Source records
####################

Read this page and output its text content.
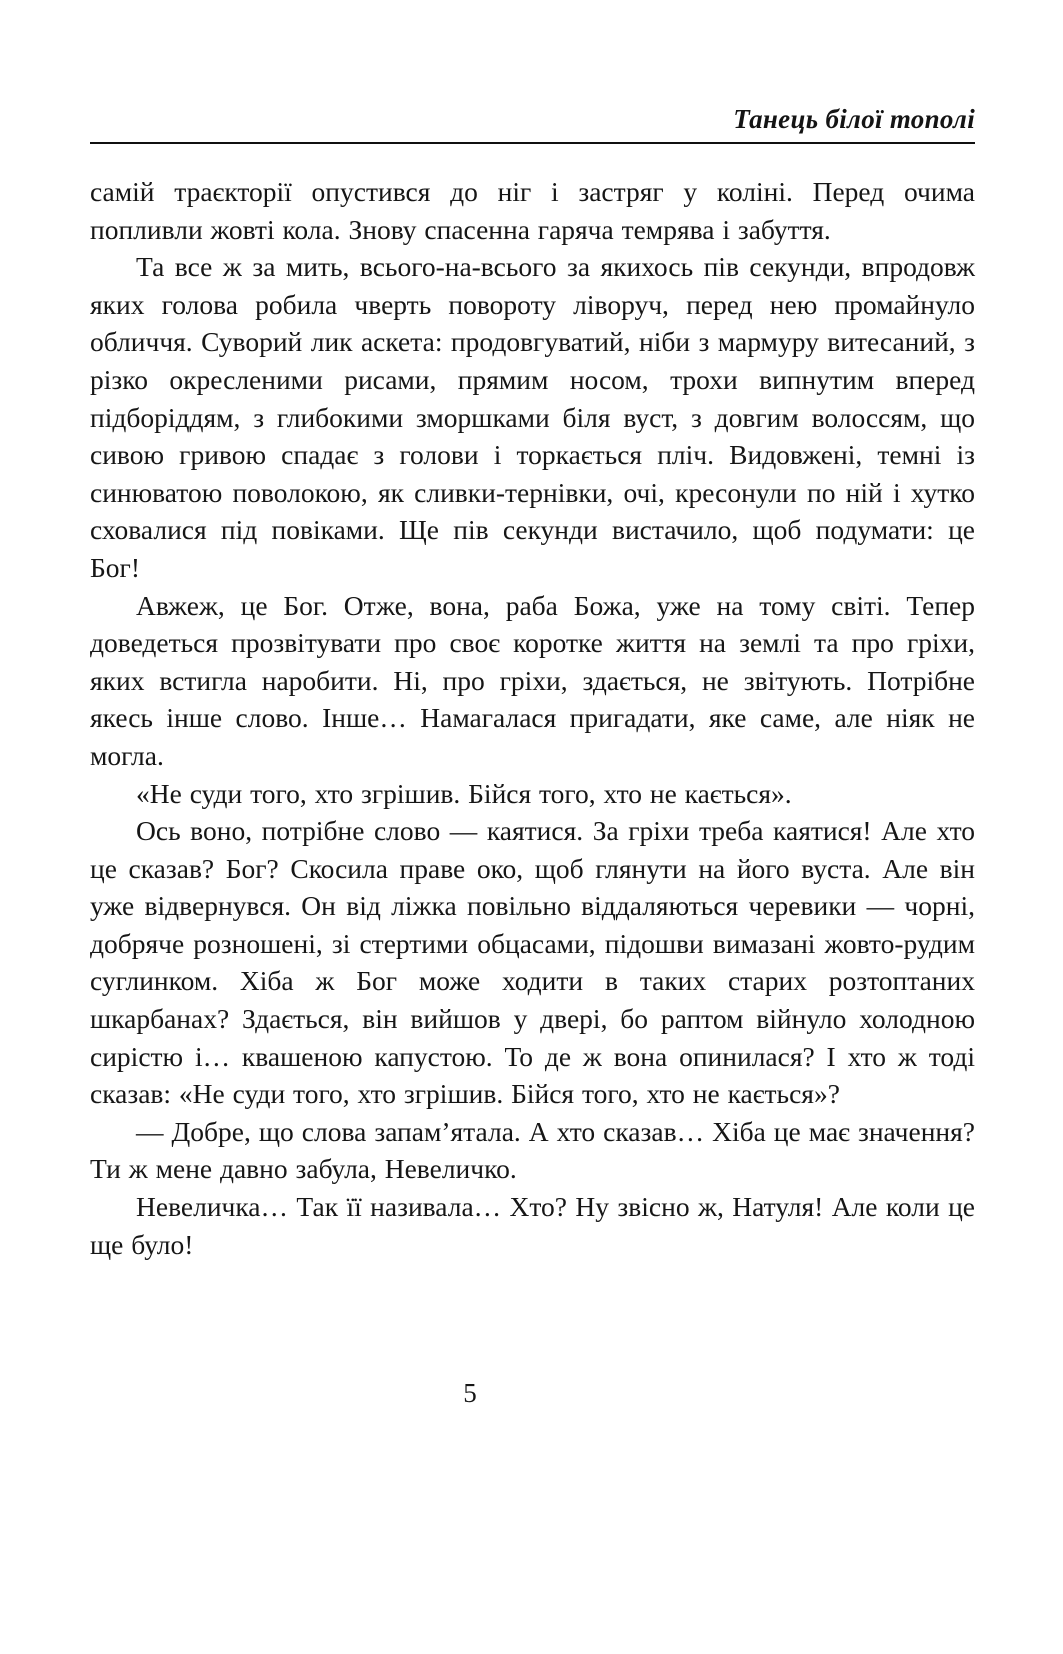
Танець білої тополі

самій траєкторії опустився до ніг і застряг у коліні. Перед очима попливли жовті кола. Знову спасенна гаряча темрява і забуття.

Та все ж за мить, всього-на-всього за якихось пів секунди, впродовж яких голова робила чверть повороту ліворуч, перед нею промайнуло обличчя. Суворий лик аскета: продовгуватий, ніби з мармуру витесаний, з різко окресленими рисами, прямим носом, трохи випнутим вперед підборіддям, з глибокими зморшками біля вуст, з довгим волоссям, що сивою гривою спадає з голови і торкається пліч. Видовжені, темні із синюватою поволокою, як сливки-тернівки, очі, кресонули по ній і хутко сховалися під повіками. Ще пів секунди вистачило, щоб подумати: це Бог!

Авжеж, це Бог. Отже, вона, раба Божа, уже на тому світі. Тепер доведеться прозвітувати про своє коротке життя на землі та про гріхи, яких встигла наробити. Ні, про гріхи, здається, не звітують. Потрібне якесь інше слово. Інше… Намагалася пригадати, яке саме, але ніяк не могла.

«Не суди того, хто згрішив. Бійся того, хто не кається».

Ось воно, потрібне слово — каятися. За гріхи треба каятися! Але хто це сказав? Бог? Скосила праве око, щоб глянути на його вуста. Але він уже відвернувся. Он від ліжка повільно віддаляються черевики — чорні, добряче розношені, зі стертими обцасами, підошви вимазані жовто-рудим суглинком. Хіба ж Бог може ходити в таких старих розтоптаних шкарбанах? Здається, він вийшов у двері, бо раптом війнуло холодною сирістю і… квашеною капустою. То де ж вона опинилася? І хто ж тоді сказав: «Не суди того, хто згрішив. Бійся того, хто не кається»?

— Добре, що слова запам’ятала. А хто сказав… Хіба це має значення? Ти ж мене давно забула, Невеличко.

Невеличка… Так її називала… Хто? Ну звісно ж, Натуля! Але коли це ще було!

5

####################

• [PROBLEM TO SOLVE]: Each line in the records above should be reproduced exactly; images are not copied.

• [WORKED SOLUTION]:
Read this page and output its text content.
Танець білої тополі

самій траєкторії опустився до ніг і застряг у коліні. Перед очима попливли жовті кола. Знову спасенна гаряча темрява і забуття.

Та все ж за мить, всього-на-всього за якихось пів секунди, впродовж яких голова робила чверть повороту ліворуч, перед нею промайнуло обличчя. Суворий лик аскета: продовгуватий, ніби з мармуру витесаний, з різко окресленими рисами, прямим носом, трохи випнутим вперед підборіддям, з глибокими зморшками біля вуст, з довгим волоссям, що сивою гривою спадає з голови і торкається пліч. Видовжені, темні із синюватою поволокою, як сливки-тернівки, очі, кресонули по ній і хутко сховалися під повіками. Ще пів секунди вистачило, щоб подумати: це Бог!

Авжеж, це Бог. Отже, вона, раба Божа, уже на тому світі. Тепер доведеться прозвітувати про своє коротке життя на землі та про гріхи, яких встигла наробити. Ні, про гріхи, здається, не звітують. Потрібне якесь інше слово. Інше… Намагалася пригадати, яке саме, але ніяк не могла.

«Не суди того, хто згрішив. Бійся того, хто не кається».

Ось воно, потрібне слово — каятися. За гріхи треба каятися! Але хто це сказав? Бог? Скосила праве око, щоб глянути на його вуста. Але він уже відвернувся. Он від ліжка повільно віддаляються черевики — чорні, добряче розношені, зі стертими обцасами, підошви вимазані жовто-рудим суглинком. Хіба ж Бог може ходити в таких старих розтоптаних шкарбанах? Здається, він вийшов у двері, бо раптом війнуло холодною сирістю і… квашеною капустою. То де ж вона опинилася? І хто ж тоді сказав: «Не суди того, хто згрішив. Бійся того, хто не кається»?

— Добре, що слова запам’ятала. А хто сказав… Хіба це має значення? Ти ж мене давно забула, Невеличко.

Невеличка… Так її називала… Хто? Ну звісно ж, Натуля! Але коли це ще було!

5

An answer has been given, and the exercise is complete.